Data excerpts:
-- -- --

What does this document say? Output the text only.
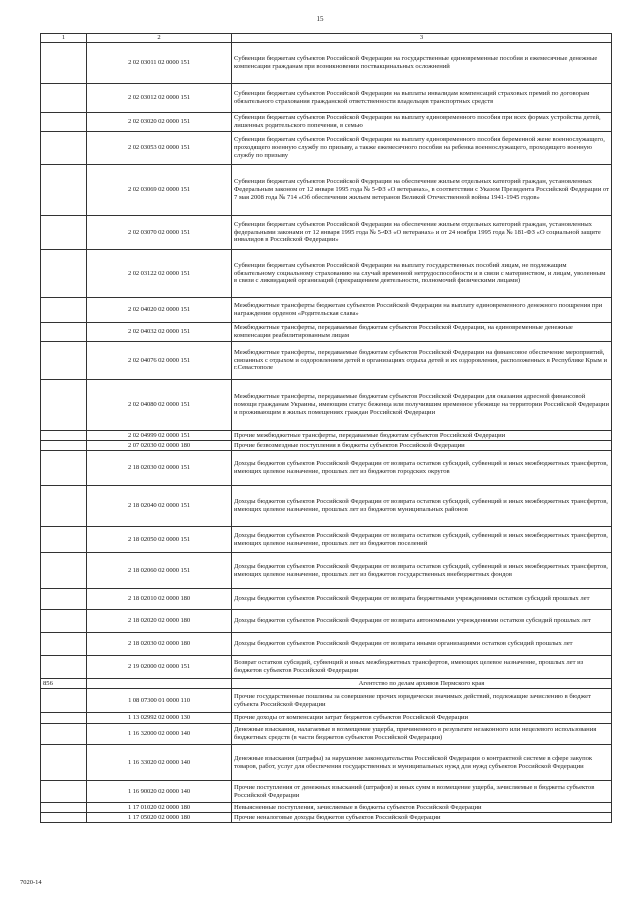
15
1	2	3
	2 02 03011 02 0000 151	Субвенции бюджетам субъектов Российской Федерации на государственные единовременные пособия и ежемесячные денежные компенсации гражданам при возникновении поствакцинальных осложнений
	2 02 03012 02 0000 151	Субвенции бюджетам субъектов Российской Федерации на выплаты инвалидам компенсаций страховых премий по договорам обязательного страхования гражданской ответственности владельцев транспортных средств
	2 02 03020 02 0000 151	Субвенции бюджетам субъектов Российской Федерации на выплату единовременного пособия при всех формах устройства детей, лишенных родительского попечения, в семью
	2 02 03053 02 0000 151	Субвенции бюджетам субъектов Российской Федерации на выплату единовременного пособия беременной жене военнослужащего, проходящего военную службу по призыву, а также ежемесячного пособия на ребенка военнослужащего, проходящего военную службу по призыву
	2 02 03069 02 0000 151	Субвенции бюджетам субъектов Российской Федерации на обеспечение жильем отдельных категорий граждан, установленных Федеральным законом от 12 января 1995 года № 5-ФЗ «О ветеранах», в соответствии с Указом Президента Российской Федерации от 7 мая 2008 года № 714 «Об обеспечении жильем ветеранов Великой Отечественной войны 1941-1945 годов»
	2 02 03070 02 0000 151	Субвенции бюджетам субъектов Российской Федерации на обеспечение жильем отдельных категорий граждан, установленных федеральными законами от 12 января 1995 года № 5-ФЗ «О ветеранах» и от 24 ноября 1995 года № 181-ФЗ «О социальной защите инвалидов в Российской Федерации»
	2 02 03122 02 0000 151	Субвенции бюджетам субъектов Российской Федерации на выплату государственных пособий лицам, не подлежащим обязательному социальному страхованию на случай временной нетрудоспособности и в связи с материнством, и лицам, уволенным в связи с ликвидацией организаций (прекращением деятельности, полномочий физическими лицами)
	2 02 04020 02 0000 151	Межбюджетные трансферты бюджетам субъектов Российской Федерации на выплату единовременного денежного поощрения при награждении орденом «Родительская слава»
	2 02 04032 02 0000 151	Межбюджетные трансферты, передаваемые бюджетам субъектов Российской Федерации, на единовременные денежные компенсации реабилитированным лицам
	2 02 04076 02 0000 151	Межбюджетные трансферты, передаваемые бюджетам субъектов Российской Федерации на финансовое обеспечение мероприятий, связанных с отдыхом и оздоровлением детей в организациях отдыха детей и их оздоровления, расположенных в Республике Крым и г.Севастополе
	2 02 04080 02 0000 151	Межбюджетные трансферты, передаваемые бюджетам субъектов Российской Федерации для оказания адресной финансовой помощи гражданам Украины, имеющим статус беженца или получившим временное убежище на территории Российской Федерации и проживающим в жилых помещениях граждан Российской Федерации
	2 02 04999 02 0000 151	Прочие межбюджетные трансферты, передаваемые бюджетам субъектов Российской Федерации
	2 07 02030 02 0000 180	Прочие безвозмездные поступления в бюджеты субъектов Российской Федерации
	2 18 02030 02 0000 151	Доходы бюджетов субъектов Российской Федерации от возврата остатков субсидий, субвенций и иных межбюджетных трансфертов, имеющих целевое назначение, прошлых лет из бюджетов городских округов
	2 18 02040 02 0000 151	Доходы бюджетов субъектов Российской Федерации от возврата остатков субсидий, субвенций и иных межбюджетных трансфертов, имеющих целевое назначение, прошлых лет из бюджетов муниципальных районов
	2 18 02050 02 0000 151	Доходы бюджетов субъектов Российской Федерации от возврата остатков субсидий, субвенций и иных межбюджетных трансфертов, имеющих целевое назначение, прошлых лет из бюджетов поселений
	2 18 02060 02 0000 151	Доходы бюджетов субъектов Российской Федерации от возврата остатков субсидий, субвенций и иных межбюджетных трансфертов, имеющих целевое назначение, прошлых лет из бюджетов государственных внебюджетных фондов
	2 18 02010 02 0000 180	Доходы бюджетов субъектов Российской Федерации от возврата бюджетными учреждениями остатков субсидий прошлых лет
	2 18 02020 02 0000 180	Доходы бюджетов субъектов Российской Федерации от возврата автономными учреждениями остатков субсидий прошлых лет
	2 18 02030 02 0000 180	Доходы бюджетов субъектов Российской Федерации от возврата иными организациями остатков субсидий прошлых лет
	2 19 02000 02 0000 151	Возврат остатков субсидий, субвенций и иных межбюджетных трансфертов, имеющих целевое назначение, прошлых лет из бюджетов субъектов Российской Федерации
856		Агентство по делам архивов Пермского края
	1 08 07300 01 0000 110	Прочие государственные пошлины за совершение прочих юридически значимых действий, подлежащие зачислению в бюджет субъекта Российской Федерации
	1 13 02992 02 0000 130	Прочие доходы от компенсации затрат бюджетов субъектов Российской Федерации
	1 16 32000 02 0000 140	Денежные взыскания, налагаемые в возмещение ущерба, причиненного в результате незаконного или нецелевого использования бюджетных средств (в части бюджетов субъектов Российской Федерации)
	1 16 33020 02 0000 140	Денежные взыскания (штрафы) за нарушение законодательства Российской Федерации о контрактной системе в сфере закупок товаров, работ, услуг для обеспечения государственных и муниципальных нужд для нужд субъектов Российской Федерации
	1 16 90020 02 0000 140	Прочие поступления от денежных взысканий (штрафов) и иных сумм в возмещение ущерба, зачисляемые в бюджеты субъектов Российской Федерации
	1 17 01020 02 0000 180	Невыясненные поступления, зачисляемые в бюджеты субъектов Российской Федерации
	1 17 05020 02 0000 180	Прочие неналоговые доходы бюджетов субъектов Российской Федерации
7020-14
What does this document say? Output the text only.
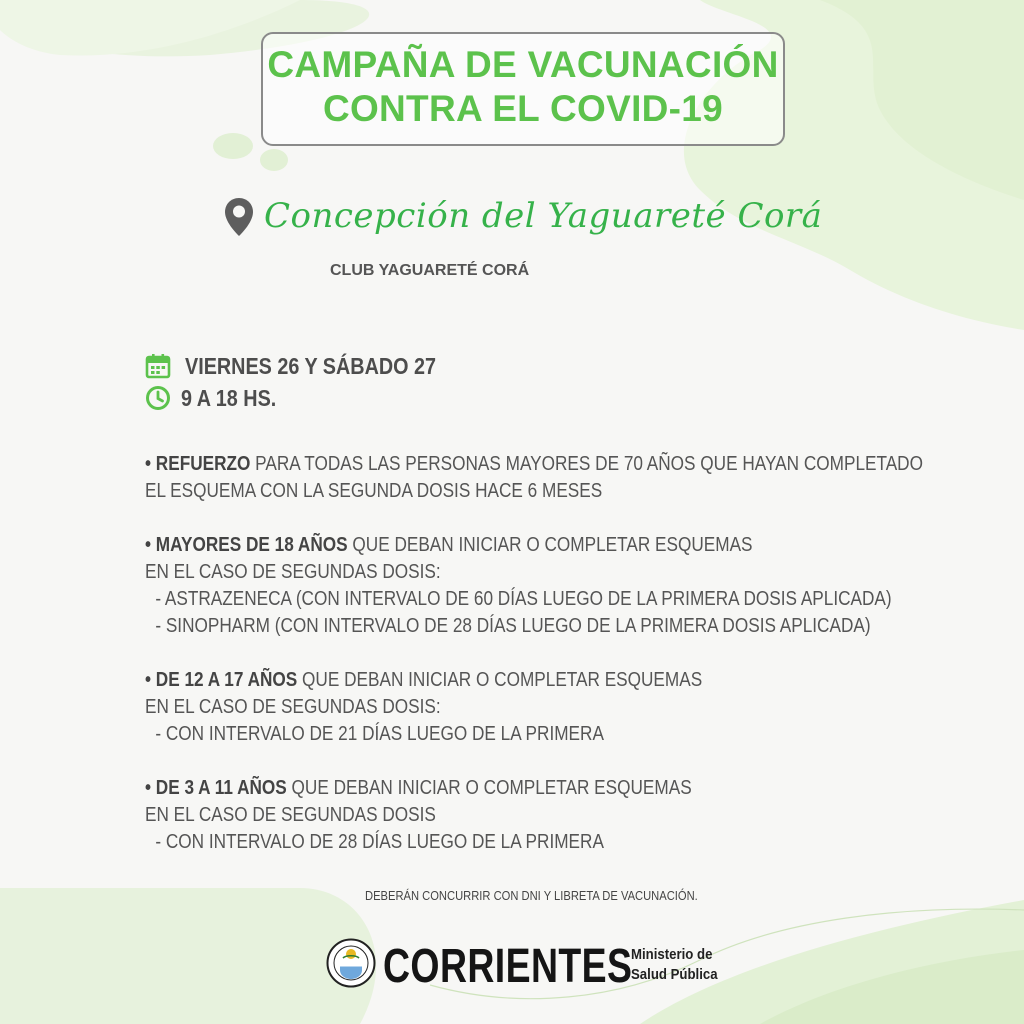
CAMPAÑA DE VACUNACIÓN
CONTRA EL COVID-19
Concepción del Yaguareté Corá
CLUB YAGUARETÉ CORÁ
VIERNES 26 Y SÁBADO 27
9 A 18 HS.
• REFUERZO PARA TODAS LAS PERSONAS MAYORES DE 70 AÑOS QUE HAYAN COMPLETADO
EL ESQUEMA CON LA SEGUNDA DOSIS HACE 6 MESES
• MAYORES DE 18 AÑOS QUE DEBAN INICIAR O COMPLETAR ESQUEMAS
EN EL CASO DE SEGUNDAS DOSIS:
- ASTRAZENECA (CON INTERVALO DE 60 DÍAS LUEGO DE LA PRIMERA DOSIS APLICADA)
- SINOPHARM (CON INTERVALO DE 28 DÍAS LUEGO DE LA PRIMERA DOSIS APLICADA)
• DE 12 A 17 AÑOS QUE DEBAN INICIAR O COMPLETAR ESQUEMAS
EN EL CASO DE SEGUNDAS DOSIS:
- CON INTERVALO DE 21 DÍAS LUEGO DE LA PRIMERA
• DE 3 A 11 AÑOS QUE DEBAN INICIAR O COMPLETAR ESQUEMAS
EN EL CASO DE SEGUNDAS DOSIS
- CON INTERVALO DE 28 DÍAS LUEGO DE LA PRIMERA
DEBERÁN CONCURRIR CON DNI Y LIBRETA DE VACUNACIÓN.
CORRIENTES
Ministerio de
Salud Pública
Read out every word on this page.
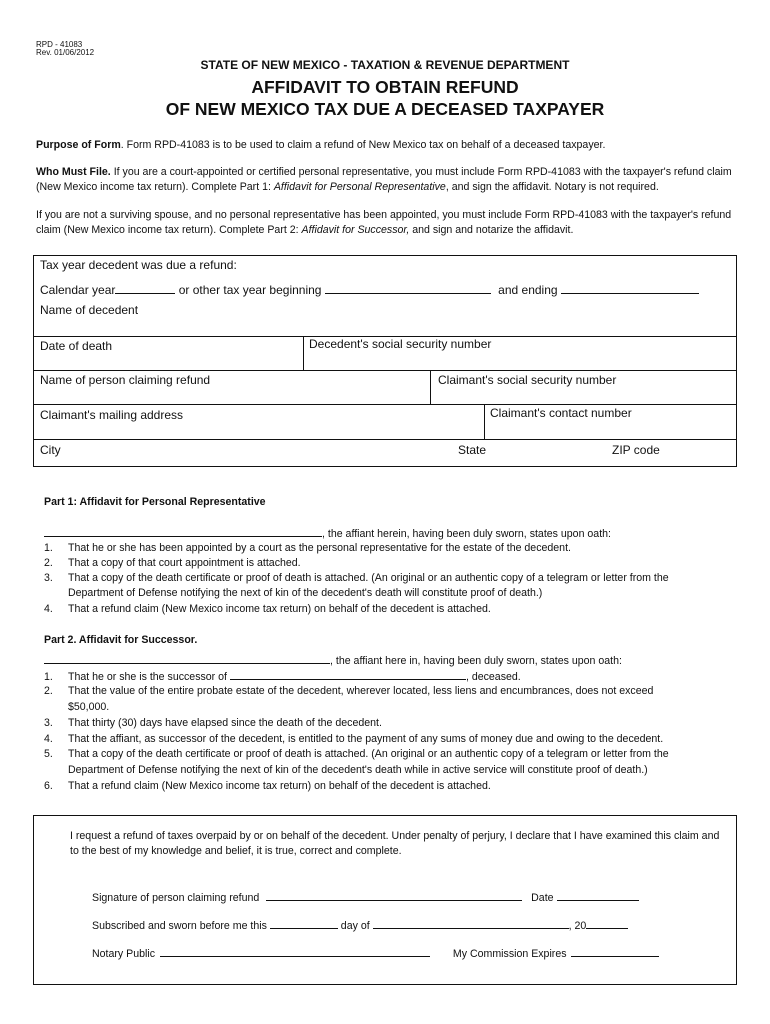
RPD - 41083
Rev. 01/06/2012
STATE OF NEW MEXICO - TAXATION & REVENUE DEPARTMENT
AFFIDAVIT TO OBTAIN REFUND
OF NEW MEXICO TAX DUE A DECEASED TAXPAYER
Purpose of Form. Form RPD-41083 is to be used to claim a refund of New Mexico tax on behalf of a deceased taxpayer.
Who Must File. If you are a court-appointed or certified personal representative, you must include Form RPD-41083 with the taxpayer's refund claim (New Mexico income tax return). Complete Part 1: Affidavit for Personal Representative, and sign the affidavit. Notary is not required.
If you are not a surviving spouse, and no personal representative has been appointed, you must include Form RPD-41083 with the taxpayer's refund claim (New Mexico income tax return). Complete Part 2: Affidavit for Successor, and sign and notarize the affidavit.
Tax year decedent was due a refund:
Calendar year	or other tax year beginning	and ending
Name of decedent
Date of death	Decedent's social security number
Name of person claiming refund	Claimant's social security number
Claimant's mailing address	Claimant's contact number
City	State	ZIP code
Part 1: Affidavit for Personal Representative
, the affiant herein, having been duly sworn, states upon oath:
1. That he or she has been appointed by a court as the personal representative for the estate of the decedent.
2. That a copy of that court appointment is attached.
3. That a copy of the death certificate or proof of death is attached. (An original or an authentic copy of a telegram or letter from the
Department of Defense notifying the next of kin of the decedent's death will constitute proof of death.)
4. That a refund claim (New Mexico income tax return) on behalf of the decedent is attached.
Part 2. Affidavit for Successor.
, the affiant here in, having been duly sworn, states upon oath:
1. That he or she is the successor of	, deceased.
2. That the value of the entire probate estate of the decedent, wherever located, less liens and encumbrances, does not exceed
$50,000.
3. That thirty (30) days have elapsed since the death of the decedent.
4. That the affiant, as successor of the decedent, is entitled to the payment of any sums of money due and owing to the decedent.
5. That a copy of the death certificate or proof of death is attached. (An original or an authentic copy of a telegram or letter from the
Department of Defense notifying the next of kin of the decedent's death while in active service will constitute proof of death.)
6. That a refund claim (New Mexico income tax return) on behalf of the decedent is attached.
I request a refund of taxes overpaid by or on behalf of the decedent. Under penalty of perjury, I declare that I have examined this claim and to the best of my knowledge and belief, it is true, correct and complete.
Signature of person claiming refund	Date
Subscribed and sworn before me this	day of	, 20
Notary Public	My Commission Expires
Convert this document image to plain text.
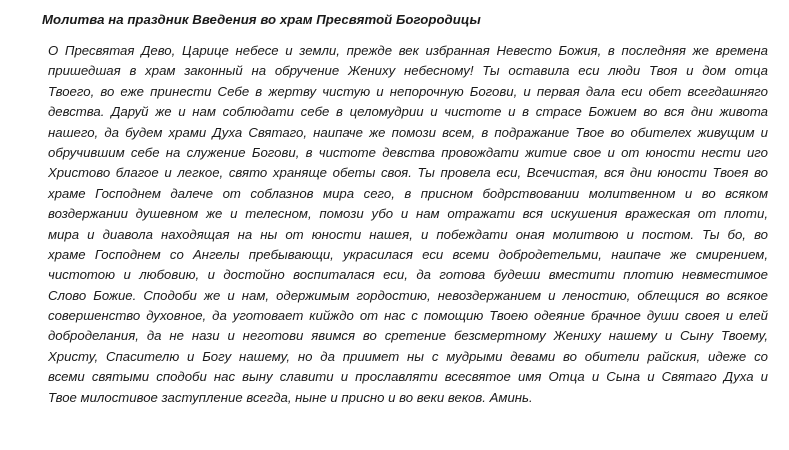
Молитва на праздник Введения во храм Пресвятой Богородицы
О Пресвятая Дево, Царице небесе и земли, прежде век избранная Невесто Божия, в последняя же времена
пришедшая в храм законный на обручение Жениху небесному! Ты оставила еси люди Твоя и дом отца
Твоего, во еже принести Себе в жертву чистую и непорочную Богови, и первая дала еси обет всегдашняго
девства. Даруй же и нам соблюдати себе в целомудрии и чистоте и в страсе Божием во вся дни живота
нашего, да будем храми Духа Святаго, наипаче же помози всем, в подражание Твое во обителех живущим и
обручившим себе на служение Богови, в чистоте девства провождати житие свое и от юности нести иго
Христово благое и легкое, свято храняще обеты своя. Ты провела еси, Всечистая, вся дни юности Твоея во
храме Господнем далече от соблазнов мира сего, в присном бодрствовании молитвенном и во всяком
воздержании душевном же и телесном, помози убо и нам отражати вся искушения вражеская от плоти,
мира и диавола находящая на ны от юности нашея, и побеждати оная молитвою и постом. Ты бо, во
храме Господнем со Ангелы пребывающи, украсилася еси всеми добродетельми, наипаче же смирением,
чистотою и любовию, и достойно воспиталася еси, да готова будеши вместити плотию невместимое
Слово Божие. Сподоби же и нам, одержимым гордостию, невоздержанием и леностию, облещися во всякое
совершенство духовное, да уготовает кийждо от нас с помощию Твоею одеяние брачное души своея и елей
доброделания, да не нази и неготови явимся во сретение безсмертному Жениху нашему и Сыну Твоему,
Христу, Спасителю и Богу нашему, но да приимет ны с мудрыми девами во обители райския, идеже со
всеми святыми сподоби нас выну славити и прославляти всесвятое имя Отца и Сына и Святаго Духа и
Твое милостивое заступление всегда, ныне и присно и во веки веков. Аминь.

-- -- --

What you need to do: Find how many lines of the material carry the string "will". Only the number should be in the answer.

Worked answer: 2